◆ INSTRUCTIONS FOR THE TASK: Every record below should be printed exactly as it appears.

◆ Data listing:

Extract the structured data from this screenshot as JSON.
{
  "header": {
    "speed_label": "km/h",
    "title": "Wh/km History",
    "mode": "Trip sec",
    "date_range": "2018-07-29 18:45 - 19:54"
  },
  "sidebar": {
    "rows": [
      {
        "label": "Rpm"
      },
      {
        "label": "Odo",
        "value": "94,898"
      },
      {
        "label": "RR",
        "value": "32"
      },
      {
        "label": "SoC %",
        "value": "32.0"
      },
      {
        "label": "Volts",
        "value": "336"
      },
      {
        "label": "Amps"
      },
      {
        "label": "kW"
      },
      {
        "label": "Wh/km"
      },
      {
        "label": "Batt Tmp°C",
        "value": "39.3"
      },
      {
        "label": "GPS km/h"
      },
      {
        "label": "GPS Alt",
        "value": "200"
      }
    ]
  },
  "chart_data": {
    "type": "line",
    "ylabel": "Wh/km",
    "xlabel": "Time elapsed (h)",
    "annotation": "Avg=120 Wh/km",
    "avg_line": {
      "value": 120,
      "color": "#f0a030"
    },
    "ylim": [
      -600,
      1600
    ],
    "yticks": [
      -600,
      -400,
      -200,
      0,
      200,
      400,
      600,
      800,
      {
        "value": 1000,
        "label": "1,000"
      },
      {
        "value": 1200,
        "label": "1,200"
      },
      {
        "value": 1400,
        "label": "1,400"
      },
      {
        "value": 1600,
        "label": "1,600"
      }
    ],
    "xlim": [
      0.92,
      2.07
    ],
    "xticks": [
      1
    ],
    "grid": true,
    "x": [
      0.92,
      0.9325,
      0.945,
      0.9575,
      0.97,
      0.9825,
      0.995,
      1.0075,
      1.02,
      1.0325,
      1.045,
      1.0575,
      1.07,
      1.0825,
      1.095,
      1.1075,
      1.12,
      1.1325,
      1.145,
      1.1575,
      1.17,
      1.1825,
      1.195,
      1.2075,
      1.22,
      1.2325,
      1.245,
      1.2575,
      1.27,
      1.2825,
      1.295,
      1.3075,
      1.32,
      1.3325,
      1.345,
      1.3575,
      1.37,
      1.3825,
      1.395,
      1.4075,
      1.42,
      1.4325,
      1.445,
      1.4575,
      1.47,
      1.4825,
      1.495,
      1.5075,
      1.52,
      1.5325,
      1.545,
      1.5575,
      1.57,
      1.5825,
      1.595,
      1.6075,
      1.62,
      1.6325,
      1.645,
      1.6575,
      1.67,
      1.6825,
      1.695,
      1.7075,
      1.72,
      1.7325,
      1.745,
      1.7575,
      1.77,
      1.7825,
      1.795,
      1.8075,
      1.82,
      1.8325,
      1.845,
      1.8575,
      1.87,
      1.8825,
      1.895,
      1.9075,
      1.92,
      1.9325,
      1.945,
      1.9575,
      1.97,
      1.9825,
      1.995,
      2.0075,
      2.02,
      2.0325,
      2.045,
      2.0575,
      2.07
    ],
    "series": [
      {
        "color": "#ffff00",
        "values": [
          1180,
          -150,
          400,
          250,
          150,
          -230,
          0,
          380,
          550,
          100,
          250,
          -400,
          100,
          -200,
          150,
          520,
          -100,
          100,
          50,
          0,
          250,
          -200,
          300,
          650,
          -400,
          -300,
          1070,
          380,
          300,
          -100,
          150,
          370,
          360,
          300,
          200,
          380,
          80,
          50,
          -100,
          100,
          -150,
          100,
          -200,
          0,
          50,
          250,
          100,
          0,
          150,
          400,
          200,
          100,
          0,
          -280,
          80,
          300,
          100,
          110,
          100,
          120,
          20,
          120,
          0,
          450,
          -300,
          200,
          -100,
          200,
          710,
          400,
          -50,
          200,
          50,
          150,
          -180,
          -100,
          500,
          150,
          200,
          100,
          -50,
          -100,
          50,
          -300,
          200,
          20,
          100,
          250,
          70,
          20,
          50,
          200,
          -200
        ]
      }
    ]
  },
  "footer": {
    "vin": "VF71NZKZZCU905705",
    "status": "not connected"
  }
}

◆ SOLUTION BELOW:
Extract the structured data from this screenshot as JSON.
{
  "header": {
    "speed_label": "km/h",
    "title": "Wh/km History",
    "mode": "Trip sec",
    "date_range": "2018-07-29 18:45 - 19:54"
  },
  "sidebar": {
    "rows": [
      {
        "label": "Rpm"
      },
      {
        "label": "Odo",
        "value": "94,898"
      },
      {
        "label": "RR",
        "value": "32"
      },
      {
        "label": "SoC %",
        "value": "32.0"
      },
      {
        "label": "Volts",
        "value": "336"
      },
      {
        "label": "Amps"
      },
      {
        "label": "kW"
      },
      {
        "label": "Wh/km"
      },
      {
        "label": "Batt Tmp°C",
        "value": "39.3"
      },
      {
        "label": "GPS km/h"
      },
      {
        "label": "GPS Alt",
        "value": "200"
      }
    ]
  },
  "chart_data": {
    "type": "line",
    "ylabel": "Wh/km",
    "xlabel": "Time elapsed (h)",
    "annotation": "Avg=120 Wh/km",
    "avg_line": {
      "value": 120,
      "color": "#f0a030"
    },
    "ylim": [
      -600,
      1600
    ],
    "yticks": [
      -600,
      -400,
      -200,
      0,
      200,
      400,
      600,
      800,
      {
        "value": 1000,
        "label": "1,000"
      },
      {
        "value": 1200,
        "label": "1,200"
      },
      {
        "value": 1400,
        "label": "1,400"
      },
      {
        "value": 1600,
        "label": "1,600"
      }
    ],
    "xlim": [
      0.92,
      2.07
    ],
    "xticks": [
      1
    ],
    "grid": true,
    "x": [
      0.92,
      0.9325,
      0.945,
      0.9575,
      0.97,
      0.9825,
      0.995,
      1.0075,
      1.02,
      1.0325,
      1.045,
      1.0575,
      1.07,
      1.0825,
      1.095,
      1.1075,
      1.12,
      1.1325,
      1.145,
      1.1575,
      1.17,
      1.1825,
      1.195,
      1.2075,
      1.22,
      1.2325,
      1.245,
      1.2575,
      1.27,
      1.2825,
      1.295,
      1.3075,
      1.32,
      1.3325,
      1.345,
      1.3575,
      1.37,
      1.3825,
      1.395,
      1.4075,
      1.42,
      1.4325,
      1.445,
      1.4575,
      1.47,
      1.4825,
      1.495,
      1.5075,
      1.52,
      1.5325,
      1.545,
      1.5575,
      1.57,
      1.5825,
      1.595,
      1.6075,
      1.62,
      1.6325,
      1.645,
      1.6575,
      1.67,
      1.6825,
      1.695,
      1.7075,
      1.72,
      1.7325,
      1.745,
      1.7575,
      1.77,
      1.7825,
      1.795,
      1.8075,
      1.82,
      1.8325,
      1.845,
      1.8575,
      1.87,
      1.8825,
      1.895,
      1.9075,
      1.92,
      1.9325,
      1.945,
      1.9575,
      1.97,
      1.9825,
      1.995,
      2.0075,
      2.02,
      2.0325,
      2.045,
      2.0575,
      2.07
    ],
    "series": [
      {
        "color": "#ffff00",
        "values": [
          1180,
          -150,
          400,
          250,
          150,
          -230,
          0,
          380,
          550,
          100,
          250,
          -400,
          100,
          -200,
          150,
          520,
          -100,
          100,
          50,
          0,
          250,
          -200,
          300,
          650,
          -400,
          -300,
          1070,
          380,
          300,
          -100,
          150,
          370,
          360,
          300,
          200,
          380,
          80,
          50,
          -100,
          100,
          -150,
          100,
          -200,
          0,
          50,
          250,
          100,
          0,
          150,
          400,
          200,
          100,
          0,
          -280,
          80,
          300,
          100,
          110,
          100,
          120,
          20,
          120,
          0,
          450,
          -300,
          200,
          -100,
          200,
          710,
          400,
          -50,
          200,
          50,
          150,
          -180,
          -100,
          500,
          150,
          200,
          100,
          -50,
          -100,
          50,
          -300,
          200,
          20,
          100,
          250,
          70,
          20,
          50,
          200,
          -200
        ]
      }
    ]
  },
  "footer": {
    "vin": "VF71NZKZZCU905705",
    "status": "not connected"
  }
}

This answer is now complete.